Records from a data collection
┌──

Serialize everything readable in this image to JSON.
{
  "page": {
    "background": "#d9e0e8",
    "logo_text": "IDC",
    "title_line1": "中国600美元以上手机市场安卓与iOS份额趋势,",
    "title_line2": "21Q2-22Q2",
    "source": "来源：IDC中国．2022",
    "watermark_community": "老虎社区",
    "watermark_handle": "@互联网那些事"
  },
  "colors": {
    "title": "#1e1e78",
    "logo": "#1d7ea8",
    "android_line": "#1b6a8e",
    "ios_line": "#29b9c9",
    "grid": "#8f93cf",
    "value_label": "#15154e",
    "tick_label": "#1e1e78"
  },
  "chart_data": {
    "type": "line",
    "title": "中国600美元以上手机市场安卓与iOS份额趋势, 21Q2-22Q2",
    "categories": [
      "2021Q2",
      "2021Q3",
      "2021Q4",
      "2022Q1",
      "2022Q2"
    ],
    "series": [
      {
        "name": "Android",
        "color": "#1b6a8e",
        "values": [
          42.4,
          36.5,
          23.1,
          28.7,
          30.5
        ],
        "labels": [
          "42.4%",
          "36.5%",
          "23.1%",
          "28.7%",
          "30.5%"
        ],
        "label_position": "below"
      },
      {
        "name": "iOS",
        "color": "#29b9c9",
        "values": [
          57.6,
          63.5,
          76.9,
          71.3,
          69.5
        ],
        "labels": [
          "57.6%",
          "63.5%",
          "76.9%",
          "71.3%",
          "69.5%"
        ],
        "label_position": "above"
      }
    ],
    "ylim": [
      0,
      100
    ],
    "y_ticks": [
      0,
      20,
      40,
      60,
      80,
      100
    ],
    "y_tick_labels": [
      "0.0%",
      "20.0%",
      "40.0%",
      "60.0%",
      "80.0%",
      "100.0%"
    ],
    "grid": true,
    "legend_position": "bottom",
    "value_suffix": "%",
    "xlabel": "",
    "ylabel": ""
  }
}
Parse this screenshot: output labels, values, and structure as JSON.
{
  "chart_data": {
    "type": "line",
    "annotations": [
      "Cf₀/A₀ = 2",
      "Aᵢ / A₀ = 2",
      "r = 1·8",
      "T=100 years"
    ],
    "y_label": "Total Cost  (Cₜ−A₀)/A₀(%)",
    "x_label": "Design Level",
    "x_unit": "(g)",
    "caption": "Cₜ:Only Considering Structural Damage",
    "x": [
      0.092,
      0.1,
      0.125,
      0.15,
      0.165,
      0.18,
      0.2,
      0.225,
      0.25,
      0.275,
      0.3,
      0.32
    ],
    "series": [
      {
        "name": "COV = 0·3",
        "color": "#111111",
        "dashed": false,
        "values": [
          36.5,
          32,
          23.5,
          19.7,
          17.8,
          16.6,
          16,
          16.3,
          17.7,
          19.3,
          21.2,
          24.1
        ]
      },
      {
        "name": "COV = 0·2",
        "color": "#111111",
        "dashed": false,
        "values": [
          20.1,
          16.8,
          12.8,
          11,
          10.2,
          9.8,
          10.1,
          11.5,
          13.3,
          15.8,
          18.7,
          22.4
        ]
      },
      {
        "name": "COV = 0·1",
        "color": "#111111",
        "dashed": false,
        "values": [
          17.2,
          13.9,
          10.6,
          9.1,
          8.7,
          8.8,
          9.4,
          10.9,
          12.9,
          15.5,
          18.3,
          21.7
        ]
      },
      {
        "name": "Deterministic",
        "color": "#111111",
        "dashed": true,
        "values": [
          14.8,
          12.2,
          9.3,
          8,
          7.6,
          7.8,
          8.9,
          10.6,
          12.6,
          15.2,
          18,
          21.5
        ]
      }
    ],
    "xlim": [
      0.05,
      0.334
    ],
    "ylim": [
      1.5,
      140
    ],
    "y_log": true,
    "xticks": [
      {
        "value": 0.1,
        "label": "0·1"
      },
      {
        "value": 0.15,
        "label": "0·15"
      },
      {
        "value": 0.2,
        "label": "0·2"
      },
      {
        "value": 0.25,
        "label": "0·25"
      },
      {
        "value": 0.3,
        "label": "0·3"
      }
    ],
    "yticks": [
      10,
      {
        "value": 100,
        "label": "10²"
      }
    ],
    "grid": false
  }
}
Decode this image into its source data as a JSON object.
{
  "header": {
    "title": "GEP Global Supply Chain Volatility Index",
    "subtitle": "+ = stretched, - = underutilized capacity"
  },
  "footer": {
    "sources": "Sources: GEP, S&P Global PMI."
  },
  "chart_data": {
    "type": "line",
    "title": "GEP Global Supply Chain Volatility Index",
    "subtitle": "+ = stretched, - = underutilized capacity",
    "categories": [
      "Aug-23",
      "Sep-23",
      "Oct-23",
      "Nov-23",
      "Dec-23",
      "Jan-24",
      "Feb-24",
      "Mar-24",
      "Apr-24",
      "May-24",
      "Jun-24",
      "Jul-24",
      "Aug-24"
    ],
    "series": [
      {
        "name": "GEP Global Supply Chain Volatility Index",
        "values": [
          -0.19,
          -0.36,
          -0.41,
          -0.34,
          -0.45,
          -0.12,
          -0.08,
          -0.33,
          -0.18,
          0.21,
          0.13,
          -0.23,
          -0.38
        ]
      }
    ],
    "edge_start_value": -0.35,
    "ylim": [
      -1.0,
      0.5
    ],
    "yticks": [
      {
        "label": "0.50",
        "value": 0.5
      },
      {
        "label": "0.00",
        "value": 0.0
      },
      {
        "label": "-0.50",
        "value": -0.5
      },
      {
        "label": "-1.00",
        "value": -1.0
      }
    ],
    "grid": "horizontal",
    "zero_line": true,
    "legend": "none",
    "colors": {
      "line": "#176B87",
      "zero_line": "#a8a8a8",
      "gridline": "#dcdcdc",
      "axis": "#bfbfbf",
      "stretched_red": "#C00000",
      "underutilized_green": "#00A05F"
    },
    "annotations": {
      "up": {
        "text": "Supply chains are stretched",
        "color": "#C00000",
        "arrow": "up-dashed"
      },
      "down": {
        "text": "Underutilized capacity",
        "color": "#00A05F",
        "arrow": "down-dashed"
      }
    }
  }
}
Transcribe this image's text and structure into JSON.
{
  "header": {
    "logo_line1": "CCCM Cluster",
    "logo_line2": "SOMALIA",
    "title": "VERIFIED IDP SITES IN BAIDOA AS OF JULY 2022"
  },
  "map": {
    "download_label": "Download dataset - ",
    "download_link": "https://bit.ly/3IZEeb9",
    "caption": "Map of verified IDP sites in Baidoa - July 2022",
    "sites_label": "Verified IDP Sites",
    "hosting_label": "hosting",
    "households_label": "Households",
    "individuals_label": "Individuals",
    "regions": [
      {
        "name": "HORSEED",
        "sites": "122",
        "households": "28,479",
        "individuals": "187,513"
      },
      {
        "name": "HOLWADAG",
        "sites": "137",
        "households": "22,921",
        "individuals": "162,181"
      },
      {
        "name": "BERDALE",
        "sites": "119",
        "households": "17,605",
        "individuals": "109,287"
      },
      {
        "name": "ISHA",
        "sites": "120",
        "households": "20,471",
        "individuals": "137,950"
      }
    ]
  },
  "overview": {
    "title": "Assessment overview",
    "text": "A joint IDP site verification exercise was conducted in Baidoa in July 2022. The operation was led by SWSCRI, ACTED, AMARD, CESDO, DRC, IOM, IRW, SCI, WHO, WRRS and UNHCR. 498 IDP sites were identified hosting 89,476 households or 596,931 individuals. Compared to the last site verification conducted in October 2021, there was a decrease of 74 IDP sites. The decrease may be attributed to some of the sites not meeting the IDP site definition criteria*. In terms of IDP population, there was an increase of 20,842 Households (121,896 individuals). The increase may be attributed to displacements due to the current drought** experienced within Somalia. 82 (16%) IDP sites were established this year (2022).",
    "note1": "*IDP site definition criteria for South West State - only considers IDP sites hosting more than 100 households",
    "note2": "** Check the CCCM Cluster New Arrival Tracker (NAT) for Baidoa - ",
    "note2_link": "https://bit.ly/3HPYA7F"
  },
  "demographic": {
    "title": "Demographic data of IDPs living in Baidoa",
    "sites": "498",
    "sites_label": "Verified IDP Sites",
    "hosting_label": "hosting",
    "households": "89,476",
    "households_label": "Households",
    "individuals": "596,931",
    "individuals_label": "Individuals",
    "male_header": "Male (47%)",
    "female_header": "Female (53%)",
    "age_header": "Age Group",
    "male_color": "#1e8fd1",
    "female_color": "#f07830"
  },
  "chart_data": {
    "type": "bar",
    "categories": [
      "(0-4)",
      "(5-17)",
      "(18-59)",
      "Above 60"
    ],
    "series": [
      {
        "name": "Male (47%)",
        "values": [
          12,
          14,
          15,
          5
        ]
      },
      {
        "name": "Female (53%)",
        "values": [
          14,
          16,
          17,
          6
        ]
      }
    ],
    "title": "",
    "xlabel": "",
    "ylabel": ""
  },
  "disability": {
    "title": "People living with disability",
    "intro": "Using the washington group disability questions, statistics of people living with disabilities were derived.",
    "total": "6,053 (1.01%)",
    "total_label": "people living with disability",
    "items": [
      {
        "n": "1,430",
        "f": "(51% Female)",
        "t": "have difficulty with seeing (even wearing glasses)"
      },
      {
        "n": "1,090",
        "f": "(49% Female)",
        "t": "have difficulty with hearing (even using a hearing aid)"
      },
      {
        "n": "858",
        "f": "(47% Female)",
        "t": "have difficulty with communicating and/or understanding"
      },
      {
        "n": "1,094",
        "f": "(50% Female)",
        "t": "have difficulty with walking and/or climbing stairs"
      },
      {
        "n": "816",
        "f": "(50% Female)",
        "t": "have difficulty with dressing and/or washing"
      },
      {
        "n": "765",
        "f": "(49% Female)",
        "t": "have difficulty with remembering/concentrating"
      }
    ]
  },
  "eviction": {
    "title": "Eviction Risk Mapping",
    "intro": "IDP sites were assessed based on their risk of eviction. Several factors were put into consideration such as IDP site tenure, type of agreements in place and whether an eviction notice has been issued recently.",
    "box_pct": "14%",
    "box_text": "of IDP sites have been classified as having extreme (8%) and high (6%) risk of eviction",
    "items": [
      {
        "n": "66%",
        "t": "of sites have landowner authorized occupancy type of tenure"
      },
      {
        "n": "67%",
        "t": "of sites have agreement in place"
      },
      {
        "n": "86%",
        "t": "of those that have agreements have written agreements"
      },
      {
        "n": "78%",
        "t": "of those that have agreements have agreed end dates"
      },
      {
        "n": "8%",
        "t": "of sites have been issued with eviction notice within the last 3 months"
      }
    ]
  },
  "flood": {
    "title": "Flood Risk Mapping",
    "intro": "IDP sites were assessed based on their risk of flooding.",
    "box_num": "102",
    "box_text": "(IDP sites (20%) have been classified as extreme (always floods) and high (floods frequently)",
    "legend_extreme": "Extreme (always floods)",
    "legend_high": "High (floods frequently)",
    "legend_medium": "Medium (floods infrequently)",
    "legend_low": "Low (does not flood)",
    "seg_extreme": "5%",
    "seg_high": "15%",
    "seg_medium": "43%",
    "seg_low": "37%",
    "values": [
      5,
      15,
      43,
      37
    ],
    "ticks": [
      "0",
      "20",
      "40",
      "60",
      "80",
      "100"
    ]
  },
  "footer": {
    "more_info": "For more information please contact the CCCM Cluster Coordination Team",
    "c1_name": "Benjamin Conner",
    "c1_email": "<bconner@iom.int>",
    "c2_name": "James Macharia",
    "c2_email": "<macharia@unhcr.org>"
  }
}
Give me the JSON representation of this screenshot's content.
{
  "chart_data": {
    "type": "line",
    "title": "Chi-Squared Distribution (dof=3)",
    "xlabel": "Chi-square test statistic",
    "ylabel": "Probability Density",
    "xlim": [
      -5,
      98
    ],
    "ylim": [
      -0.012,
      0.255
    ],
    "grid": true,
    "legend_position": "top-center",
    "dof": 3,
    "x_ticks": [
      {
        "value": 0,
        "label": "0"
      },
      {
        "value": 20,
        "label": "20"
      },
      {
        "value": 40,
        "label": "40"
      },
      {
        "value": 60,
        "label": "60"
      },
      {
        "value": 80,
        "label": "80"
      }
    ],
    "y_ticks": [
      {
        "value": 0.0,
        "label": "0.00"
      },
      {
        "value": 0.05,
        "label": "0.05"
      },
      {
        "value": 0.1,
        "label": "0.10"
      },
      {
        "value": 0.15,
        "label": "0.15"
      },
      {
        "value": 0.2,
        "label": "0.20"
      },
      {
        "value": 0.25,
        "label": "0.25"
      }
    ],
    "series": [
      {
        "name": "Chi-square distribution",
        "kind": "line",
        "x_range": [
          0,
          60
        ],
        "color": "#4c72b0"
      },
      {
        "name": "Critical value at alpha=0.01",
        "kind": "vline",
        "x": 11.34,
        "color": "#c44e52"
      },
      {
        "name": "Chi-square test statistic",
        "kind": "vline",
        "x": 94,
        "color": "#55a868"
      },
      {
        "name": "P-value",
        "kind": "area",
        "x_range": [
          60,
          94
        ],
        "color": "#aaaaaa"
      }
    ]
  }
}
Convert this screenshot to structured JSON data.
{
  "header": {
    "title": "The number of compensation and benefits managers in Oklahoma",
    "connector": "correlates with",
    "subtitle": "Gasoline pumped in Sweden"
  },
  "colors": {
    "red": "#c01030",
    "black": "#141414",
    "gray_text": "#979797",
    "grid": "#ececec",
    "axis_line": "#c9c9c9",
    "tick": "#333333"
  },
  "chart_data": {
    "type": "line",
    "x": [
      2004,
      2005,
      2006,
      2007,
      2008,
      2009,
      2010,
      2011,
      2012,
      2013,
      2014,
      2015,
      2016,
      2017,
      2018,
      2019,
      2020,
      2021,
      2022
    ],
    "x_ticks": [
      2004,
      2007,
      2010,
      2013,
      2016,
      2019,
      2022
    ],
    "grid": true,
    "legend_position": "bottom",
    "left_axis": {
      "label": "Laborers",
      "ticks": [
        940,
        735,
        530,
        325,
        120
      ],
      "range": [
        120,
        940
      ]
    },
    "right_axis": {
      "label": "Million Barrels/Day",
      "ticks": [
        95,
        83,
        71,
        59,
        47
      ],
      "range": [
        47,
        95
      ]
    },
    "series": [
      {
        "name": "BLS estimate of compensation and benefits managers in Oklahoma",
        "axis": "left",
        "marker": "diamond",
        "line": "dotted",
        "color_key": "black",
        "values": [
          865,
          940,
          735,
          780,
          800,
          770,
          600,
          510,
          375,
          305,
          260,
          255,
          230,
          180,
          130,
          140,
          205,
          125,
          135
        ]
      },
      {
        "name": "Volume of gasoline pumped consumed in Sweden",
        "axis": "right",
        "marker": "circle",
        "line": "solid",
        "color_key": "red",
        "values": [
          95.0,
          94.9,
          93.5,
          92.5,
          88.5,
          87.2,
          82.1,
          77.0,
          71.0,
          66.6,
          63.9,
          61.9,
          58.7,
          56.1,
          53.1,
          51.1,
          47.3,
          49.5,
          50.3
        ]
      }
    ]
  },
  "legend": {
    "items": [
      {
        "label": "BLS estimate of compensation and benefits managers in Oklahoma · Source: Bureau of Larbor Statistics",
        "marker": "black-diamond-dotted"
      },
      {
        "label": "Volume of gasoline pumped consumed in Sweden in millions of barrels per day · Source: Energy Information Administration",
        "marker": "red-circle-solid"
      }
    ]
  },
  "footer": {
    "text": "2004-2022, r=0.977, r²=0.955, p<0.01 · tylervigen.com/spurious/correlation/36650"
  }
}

└──

Exercise directions
Gather up every line in the data above that contains the word "Supply", copying each one.

Exercise solution
    "title": "GEP Global Supply Chain Volatility Index",
    "title": "GEP Global Supply Chain Volatility Index",
        "name": "GEP Global Supply Chain Volatility Index",
        "text": "Supply chains are stretched",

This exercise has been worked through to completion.